- What the task requires: Please rewrite the records from the line with "302, 255, 333]" up to and including the line with "135, 158, 148]", changing "slide-thumbnail" to "slide-preview" and leaving everything else unchanged.

○ ○ ○ ○

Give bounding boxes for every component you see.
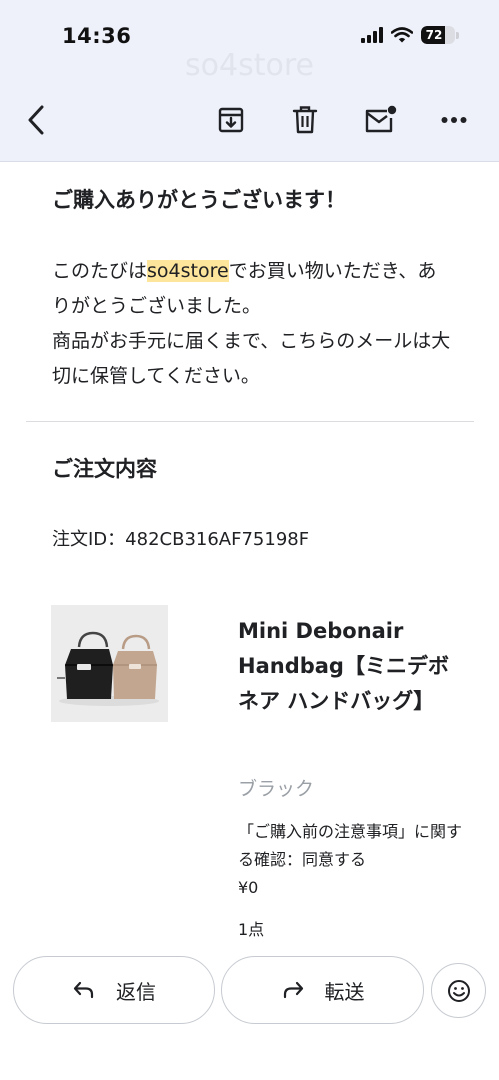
emoji-reaction-button[interactable] bbox=[431, 963, 486, 1018]
back-button[interactable] bbox=[14, 96, 58, 144]
product-options: 「ご購入前の注意事項」に関する確認：同意する ¥0 bbox=[238, 818, 468, 902]
message-keep-note: 商品がお手元に届くまで、こちらのメールは大切に保管してください。 bbox=[52, 330, 451, 387]
store-name-highlight: so4store bbox=[147, 260, 229, 282]
battery-indicator: 72 bbox=[421, 26, 459, 44]
more-button[interactable] bbox=[432, 96, 476, 144]
product-quantity: 1点 bbox=[238, 920, 265, 939]
status-icons: 72 bbox=[361, 26, 459, 44]
reply-arrow-icon bbox=[73, 981, 94, 999]
section-divider bbox=[26, 421, 474, 422]
more-horizontal-icon bbox=[441, 117, 467, 123]
email-toolbar bbox=[0, 96, 499, 144]
mail-unread-icon bbox=[365, 105, 397, 133]
product-option-text: 「ご購入前の注意事項」に関する確認：同意する bbox=[238, 822, 463, 869]
thanks-message: このたびはso4storeでお買い物いただき、ありがとうございました。 商品がお… bbox=[52, 254, 452, 394]
wifi-icon bbox=[391, 27, 413, 43]
message-text-start: このたびは bbox=[52, 260, 148, 282]
order-id: 注文ID：482CB316AF75198F bbox=[52, 529, 310, 550]
forward-arrow-icon bbox=[283, 981, 303, 999]
smiley-icon bbox=[447, 979, 470, 1002]
reply-button[interactable]: 返信 bbox=[13, 956, 215, 1024]
app-header: 14:36 72 so4store bbox=[0, 0, 499, 162]
mark-unread-button[interactable] bbox=[358, 96, 402, 144]
archive-icon bbox=[218, 107, 244, 133]
product-name[interactable]: Mini Debonair Handbag【ミニデボネア ハンドバッグ】 bbox=[238, 614, 458, 719]
header-title: so4store bbox=[185, 48, 314, 83]
bottom-action-bar: 返信 転送 bbox=[0, 940, 499, 1080]
order-heading: ご注文内容 bbox=[52, 457, 157, 481]
battery-percent: 72 bbox=[425, 28, 443, 42]
thanks-heading: ご購入ありがとうございます！ bbox=[52, 188, 346, 212]
chevron-left-icon bbox=[28, 105, 44, 135]
product-price: ¥0 bbox=[238, 878, 259, 897]
delete-button[interactable] bbox=[283, 96, 327, 144]
product-image[interactable] bbox=[51, 605, 168, 722]
product-variant: ブラック bbox=[238, 778, 315, 800]
forward-label: 転送 bbox=[324, 979, 365, 1004]
handbag-photo bbox=[51, 605, 168, 722]
cellular-signal-icon bbox=[361, 27, 383, 43]
status-time: 14:36 bbox=[62, 24, 132, 48]
trash-icon bbox=[292, 106, 318, 134]
reply-label: 返信 bbox=[116, 979, 156, 1004]
forward-button[interactable]: 転送 bbox=[221, 956, 424, 1024]
archive-button[interactable] bbox=[209, 96, 253, 144]
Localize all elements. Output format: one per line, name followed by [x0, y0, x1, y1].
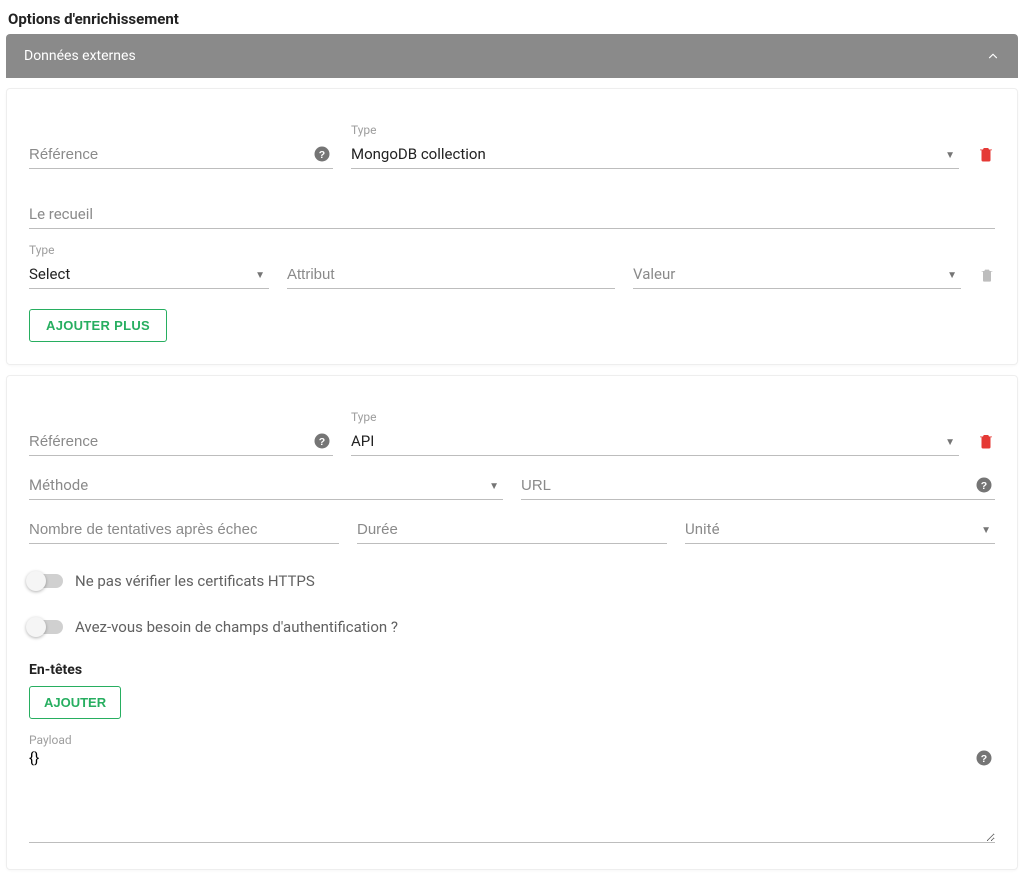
duration-input[interactable] — [357, 515, 667, 544]
svg-text:?: ? — [319, 436, 325, 448]
verify-https-toggle[interactable] — [29, 574, 63, 588]
payload-textarea[interactable] — [29, 747, 995, 843]
accordion-header-external-data[interactable]: Données externes — [6, 34, 1018, 78]
help-icon[interactable]: ? — [975, 476, 993, 494]
add-header-button[interactable]: AJOUTER — [29, 686, 121, 719]
collection-field: Le recueil — [29, 183, 995, 229]
reference-field: ? — [29, 140, 333, 169]
delete-icon[interactable] — [977, 432, 995, 450]
unit-select[interactable]: Unité — [685, 514, 995, 544]
type-label: Type — [351, 410, 959, 424]
page-title: Options d'enrichissement — [6, 0, 1018, 34]
filter-type-label: Type — [29, 243, 269, 257]
svg-text:?: ? — [981, 753, 987, 765]
help-icon[interactable]: ? — [313, 432, 331, 450]
retries-field — [29, 515, 339, 544]
help-icon[interactable]: ? — [313, 145, 331, 163]
collection-input[interactable]: Le recueil — [29, 183, 995, 229]
svg-text:?: ? — [981, 480, 987, 492]
reference-field: ? — [29, 427, 333, 456]
duration-field — [357, 515, 667, 544]
url-input[interactable] — [521, 471, 995, 500]
filter-attribute-input[interactable] — [287, 260, 615, 289]
type-select[interactable]: MongoDB collection — [351, 139, 959, 169]
type-select[interactable]: API — [351, 426, 959, 456]
chevron-up-icon — [986, 49, 1000, 63]
type-field: Type MongoDB collection ▼ — [351, 123, 959, 169]
payload-label: Payload — [29, 733, 995, 747]
auth-label: Avez-vous besoin de champs d'authentific… — [75, 618, 398, 636]
retries-input[interactable] — [29, 515, 339, 544]
enrichment-card-mongodb: ? Type MongoDB collection ▼ Le recueil T… — [6, 88, 1018, 365]
type-label: Type — [351, 123, 959, 137]
reference-input[interactable] — [29, 140, 333, 169]
filter-value-select[interactable]: Valeur — [633, 259, 961, 289]
add-more-button[interactable]: AJOUTER PLUS — [29, 309, 167, 342]
help-icon[interactable]: ? — [975, 749, 993, 767]
auth-toggle[interactable] — [29, 620, 63, 634]
svg-text:?: ? — [319, 149, 325, 161]
unit-field: Unité ▼ — [685, 514, 995, 544]
filter-type-field: Type Select ▼ — [29, 243, 269, 289]
filter-attribute-field — [287, 260, 615, 289]
filter-type-select[interactable]: Select — [29, 259, 269, 289]
delete-icon[interactable] — [977, 145, 995, 163]
headers-heading: En-têtes — [29, 662, 995, 678]
method-field: Méthode ▼ — [29, 470, 503, 500]
method-select[interactable]: Méthode — [29, 470, 503, 500]
delete-icon — [979, 267, 995, 283]
auth-toggle-row: Avez-vous besoin de champs d'authentific… — [29, 618, 995, 636]
verify-https-toggle-row: Ne pas vérifier les certificats HTTPS — [29, 572, 995, 590]
accordion-title: Données externes — [24, 48, 136, 64]
payload-field: ? — [29, 747, 995, 847]
enrichment-card-api: ? Type API ▼ Méthode ▼ ? — [6, 375, 1018, 870]
reference-input[interactable] — [29, 427, 333, 456]
filter-value-field: Valeur ▼ — [633, 259, 961, 289]
verify-https-label: Ne pas vérifier les certificats HTTPS — [75, 572, 315, 590]
url-field: ? — [521, 471, 995, 500]
type-field: Type API ▼ — [351, 410, 959, 456]
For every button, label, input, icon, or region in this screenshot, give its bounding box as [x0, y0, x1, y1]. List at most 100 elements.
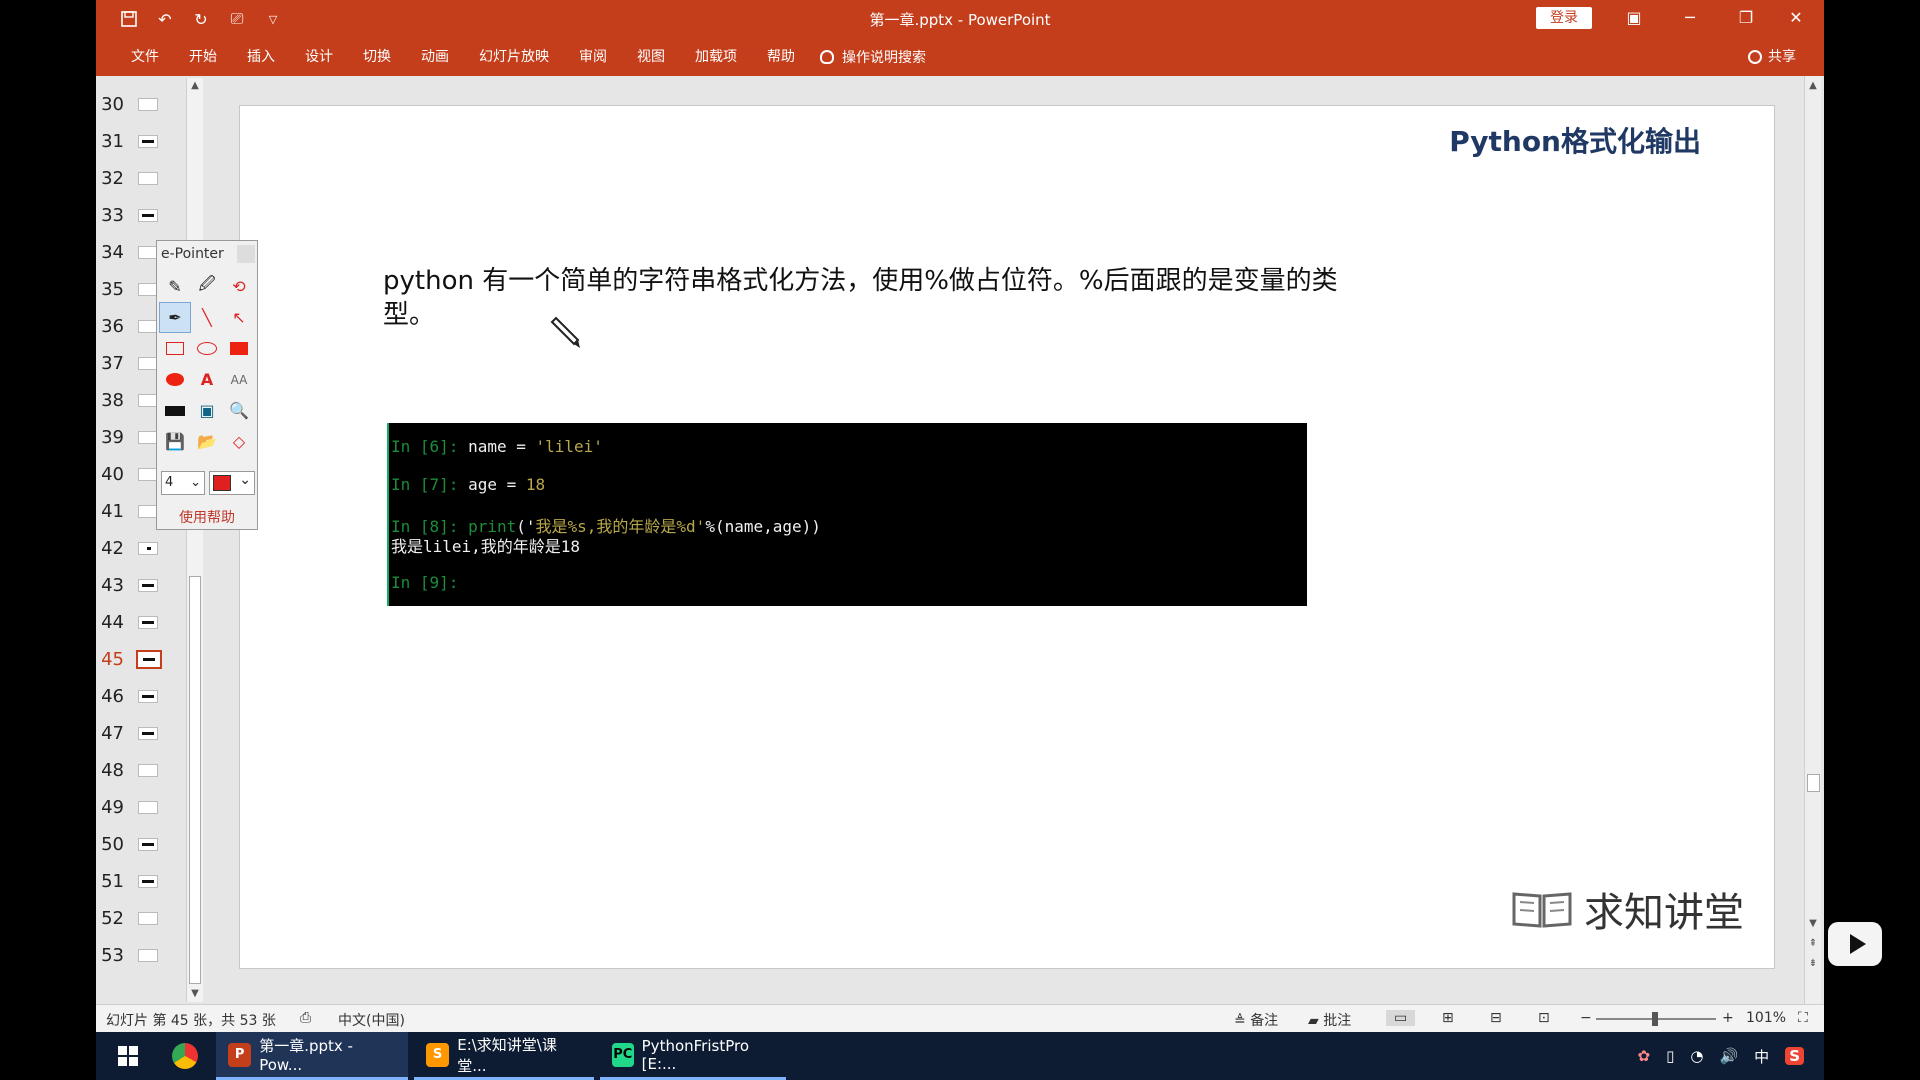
arrow-icon[interactable]: ↖	[223, 302, 255, 333]
scroll-down-arrow-icon[interactable]: ▼	[1806, 918, 1820, 929]
ribbon-display-icon[interactable]: ▣	[1606, 0, 1662, 38]
login-button[interactable]: 登录	[1536, 7, 1592, 29]
slide-thumbnail[interactable]	[138, 949, 158, 962]
scroll-up-arrow-icon[interactable]: ▲	[188, 80, 202, 91]
previous-slide-icon[interactable]: ⇞	[1806, 938, 1820, 949]
slide-thumbnail[interactable]	[138, 579, 158, 592]
network-icon[interactable]: ◔	[1690, 1047, 1703, 1065]
video-play-button[interactable]	[1828, 922, 1882, 966]
next-slide-icon[interactable]: ⇟	[1806, 958, 1820, 969]
pen-tool-icon[interactable]: ✒	[159, 302, 191, 333]
taskbar-item-sublime[interactable]: S E:\求知讲堂\课堂...	[414, 1032, 594, 1080]
slide-thumbnail[interactable]	[138, 912, 158, 925]
pen-color-select[interactable]: ⌄	[209, 471, 255, 495]
zoom-slider[interactable]	[1596, 1012, 1716, 1026]
slide-thumbnail[interactable]	[138, 209, 158, 222]
sogou-ime-icon[interactable]: S	[1785, 1047, 1804, 1065]
tab-home[interactable]: 开始	[174, 38, 232, 76]
normal-view-icon[interactable]: ▭	[1386, 1010, 1416, 1026]
zoom-level[interactable]: 101%	[1746, 1010, 1786, 1026]
scroll-down-arrow-icon[interactable]: ▼	[188, 988, 202, 999]
epointer-help-link[interactable]: 使用帮助	[157, 507, 257, 527]
close-button[interactable]: ✕	[1768, 0, 1824, 38]
tab-help[interactable]: 帮助	[752, 38, 810, 76]
epointer-close-icon[interactable]	[237, 245, 255, 263]
diamond-icon[interactable]: ◇	[223, 426, 255, 457]
taskbar-item-powerpoint[interactable]: P 第一章.pptx - Pow...	[216, 1032, 408, 1080]
slide-thumbnail[interactable]	[138, 838, 158, 851]
filled-ellipse-icon[interactable]	[159, 364, 191, 395]
rectangle-icon[interactable]	[159, 333, 191, 364]
slide-thumbnail[interactable]	[138, 394, 158, 407]
notes-button[interactable]: ≜ 备注	[1234, 1010, 1278, 1030]
slide-thumbnail[interactable]	[138, 320, 158, 333]
blackboard-icon[interactable]	[159, 395, 191, 426]
slide-thumbnail[interactable]	[138, 135, 158, 148]
input-method-indicator[interactable]: 中	[1754, 1046, 1769, 1067]
filled-rectangle-icon[interactable]	[223, 333, 255, 364]
slide-thumbnail[interactable]	[138, 690, 158, 703]
slide-thumbnail[interactable]	[138, 801, 158, 814]
epointer-title-bar[interactable]: e-Pointer	[157, 241, 257, 267]
slide-thumbnail[interactable]	[138, 616, 158, 629]
comments-button[interactable]: ▰ 批注	[1308, 1010, 1351, 1030]
slide-thumbnail[interactable]	[138, 505, 158, 518]
tab-animations[interactable]: 动画	[406, 38, 464, 76]
save-icon[interactable]: 💾	[159, 426, 191, 457]
font-size-icon[interactable]: AA	[223, 364, 255, 395]
slide-scrollbar[interactable]: ▲ ▼ ⇞ ⇟	[1804, 76, 1821, 1004]
tab-slideshow[interactable]: 幻灯片放映	[464, 38, 564, 76]
tab-design[interactable]: 设计	[290, 38, 348, 76]
tab-transitions[interactable]: 切换	[348, 38, 406, 76]
magnifier-icon[interactable]: 🔍	[223, 395, 255, 426]
slide-thumbnail[interactable]	[138, 468, 158, 481]
start-button[interactable]	[106, 1032, 150, 1080]
restore-button[interactable]: ❐	[1718, 0, 1774, 38]
line-icon[interactable]: ╲	[191, 302, 223, 333]
screen-capture-icon[interactable]: ▣	[191, 395, 223, 426]
thumbnail-scrollbar[interactable]: ▲ ▼	[186, 78, 203, 1002]
tell-me-search[interactable]: 操作说明搜索	[810, 47, 926, 67]
ellipse-icon[interactable]	[191, 333, 223, 364]
slide-thumbnail[interactable]	[138, 283, 158, 296]
spellcheck-icon[interactable]: ⎙	[300, 1010, 311, 1026]
slide-sorter-icon[interactable]: ⊞	[1442, 1010, 1454, 1026]
slide-thumbnail-active[interactable]	[136, 650, 162, 669]
language-status[interactable]: 中文(中国)	[338, 1010, 405, 1030]
taskbar-item-pycharm[interactable]: PC PythonFristPro [E:...	[600, 1032, 786, 1080]
slide-body-text[interactable]: python 有一个简单的字符串格式化方法，使用%做占位符。%后面跟的是变量的类…	[383, 264, 1383, 332]
thumbnail-scroll-thumb[interactable]	[189, 576, 201, 984]
share-button[interactable]: 共享	[1748, 38, 1796, 76]
scroll-up-arrow-icon[interactable]: ▲	[1806, 80, 1820, 91]
tab-addins[interactable]: 加载项	[680, 38, 752, 76]
text-tool-icon[interactable]: A	[191, 364, 223, 395]
fit-to-window-icon[interactable]: ⛶	[1798, 1010, 1808, 1026]
reading-view-icon[interactable]: ⊟	[1490, 1010, 1502, 1026]
slide-thumbnail[interactable]	[138, 431, 158, 444]
slide-thumbnail[interactable]	[138, 357, 158, 370]
tab-file[interactable]: 文件	[116, 38, 174, 76]
open-folder-icon[interactable]: 📂	[191, 426, 223, 457]
zoom-slider-knob[interactable]	[1652, 1012, 1658, 1026]
chrome-taskbar-button[interactable]	[160, 1032, 210, 1080]
slide-thumbnail[interactable]	[138, 172, 158, 185]
tray-app-icon[interactable]: ✿	[1638, 1047, 1651, 1065]
slide-thumbnail[interactable]	[138, 542, 158, 555]
eraser-icon[interactable]: ✎	[159, 271, 191, 302]
slide-canvas[interactable]: Python格式化输出 python 有一个简单的字符串格式化方法，使用%做占位…	[239, 105, 1775, 969]
battery-icon[interactable]: ▯	[1666, 1047, 1674, 1065]
tab-review[interactable]: 审阅	[564, 38, 622, 76]
tab-view[interactable]: 视图	[622, 38, 680, 76]
zoom-in-icon[interactable]: +	[1722, 1010, 1734, 1026]
slide-thumbnail[interactable]	[138, 246, 158, 259]
pen-width-select[interactable]: 4 ⌄	[161, 471, 205, 495]
zoom-out-icon[interactable]: −	[1580, 1010, 1592, 1026]
clear-icon[interactable]: ⟲	[223, 271, 255, 302]
minimize-button[interactable]: ─	[1662, 0, 1718, 38]
slideshow-view-icon[interactable]: ⊡	[1538, 1010, 1550, 1026]
tab-insert[interactable]: 插入	[232, 38, 290, 76]
slide-scroll-thumb[interactable]	[1807, 774, 1820, 792]
volume-icon[interactable]: 🔊	[1719, 1047, 1738, 1065]
slide-thumbnail[interactable]	[138, 764, 158, 777]
marker-icon[interactable]: 🖉	[191, 271, 223, 302]
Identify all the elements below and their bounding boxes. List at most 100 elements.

○ ○ ○ ○

- Solved exercise:
arrow-icon[interactable]: ↖	[223, 302, 255, 333]
scroll-down-arrow-icon[interactable]: ▼	[1806, 918, 1820, 929]
ribbon-display-icon[interactable]: ▣	[1606, 0, 1662, 38]
login-button[interactable]: 登录	[1536, 7, 1592, 29]
slide-preview[interactable]	[138, 949, 158, 962]
scroll-up-arrow-icon[interactable]: ▲	[188, 80, 202, 91]
previous-slide-icon[interactable]: ⇞	[1806, 938, 1820, 949]
slide-preview[interactable]	[138, 579, 158, 592]
network-icon[interactable]: ◔	[1690, 1047, 1703, 1065]
video-play-button[interactable]	[1828, 922, 1882, 966]
next-slide-icon[interactable]: ⇟	[1806, 958, 1820, 969]
pen-tool-icon[interactable]: ✒	[159, 302, 191, 333]
taskbar-item-sublime[interactable]: S E:\求知讲堂\课堂...	[414, 1032, 594, 1080]
slide-preview[interactable]	[138, 912, 158, 925]
pen-color-select[interactable]: ⌄	[209, 471, 255, 495]
zoom-slider[interactable]	[1596, 1012, 1716, 1026]
slide-preview[interactable]	[138, 209, 158, 222]
sogou-ime-icon[interactable]: S	[1785, 1047, 1804, 1065]
tab-home[interactable]: 开始	[174, 38, 232, 76]
normal-view-icon[interactable]: ▭	[1386, 1010, 1416, 1026]
zoom-level[interactable]: 101%	[1746, 1010, 1786, 1026]
scroll-down-arrow-icon[interactable]: ▼	[188, 988, 202, 999]
epointer-help-link[interactable]: 使用帮助	[157, 507, 257, 527]
close-button[interactable]: ✕	[1768, 0, 1824, 38]
tab-help[interactable]: 帮助	[752, 38, 810, 76]
epointer-close-icon[interactable]	[237, 245, 255, 263]
diamond-icon[interactable]: ◇	[223, 426, 255, 457]
taskbar-item-powerpoint[interactable]: P 第一章.pptx - Pow...	[216, 1032, 408, 1080]
slide-preview[interactable]	[138, 838, 158, 851]
filled-ellipse-icon[interactable]	[159, 364, 191, 395]
rectangle-icon[interactable]	[159, 333, 191, 364]
slide-preview[interactable]	[138, 394, 158, 407]
notes-button[interactable]: ≜ 备注	[1234, 1010, 1278, 1030]
slide-preview[interactable]	[138, 320, 158, 333]
blackboard-icon[interactable]	[159, 395, 191, 426]
slide-preview[interactable]	[138, 135, 158, 148]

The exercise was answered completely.